__TASK INSTRUCTIONS__
Retype the records below word for word and omit any image.

────────

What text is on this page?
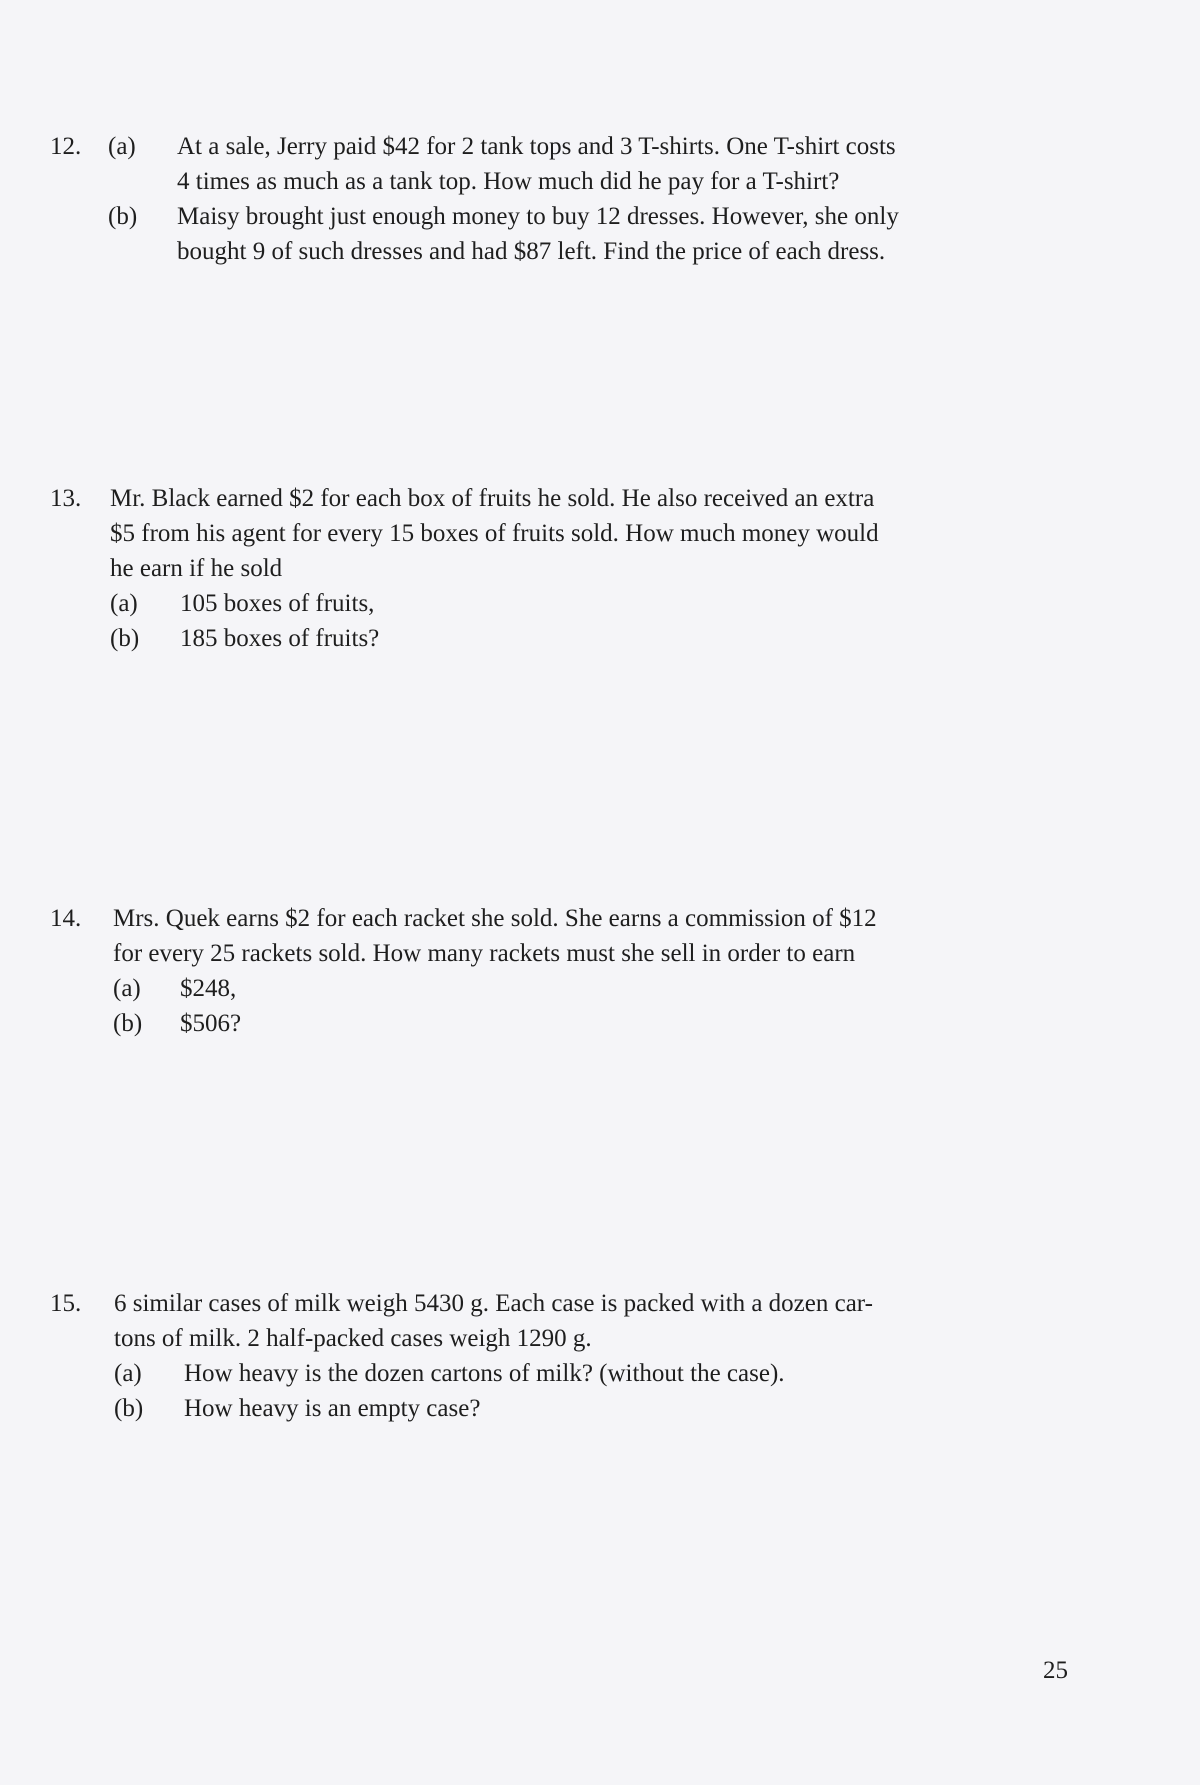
12. (a) At a sale, Jerry paid $42 for 2 tank tops and 3 T-shirts. One T-shirt costs
4 times as much as a tank top. How much did he pay for a T-shirt?
(b) Maisy brought just enough money to buy 12 dresses. However, she only
bought 9 of such dresses and had $87 left. Find the price of each dress.
13. Mr. Black earned $2 for each box of fruits he sold. He also received an extra
$5 from his agent for every 15 boxes of fruits sold. How much money would
he earn if he sold
(a) 105 boxes of fruits,
(b) 185 boxes of fruits?
14. Mrs. Quek earns $2 for each racket she sold. She earns a commission of $12
for every 25 rackets sold. How many rackets must she sell in order to earn
(a) $248,
(b) $506?
15. 6 similar cases of milk weigh 5430 g. Each case is packed with a dozen car-
tons of milk. 2 half-packed cases weigh 1290 g.
(a) How heavy is the dozen cartons of milk? (without the case).
(b) How heavy is an empty case?
25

────────

__EXERCISE SOLUTION__
What text is on this page?
12. (a) At a sale, Jerry paid $42 for 2 tank tops and 3 T-shirts. One T-shirt costs
4 times as much as a tank top. How much did he pay for a T-shirt?
(b) Maisy brought just enough money to buy 12 dresses. However, she only
bought 9 of such dresses and had $87 left. Find the price of each dress.
13. Mr. Black earned $2 for each box of fruits he sold. He also received an extra
$5 from his agent for every 15 boxes of fruits sold. How much money would
he earn if he sold
(a) 105 boxes of fruits,
(b) 185 boxes of fruits?
14. Mrs. Quek earns $2 for each racket she sold. She earns a commission of $12
for every 25 rackets sold. How many rackets must she sell in order to earn
(a) $248,
(b) $506?
15. 6 similar cases of milk weigh 5430 g. Each case is packed with a dozen car-
tons of milk. 2 half-packed cases weigh 1290 g.
(a) How heavy is the dozen cartons of milk? (without the case).
(b) How heavy is an empty case?
25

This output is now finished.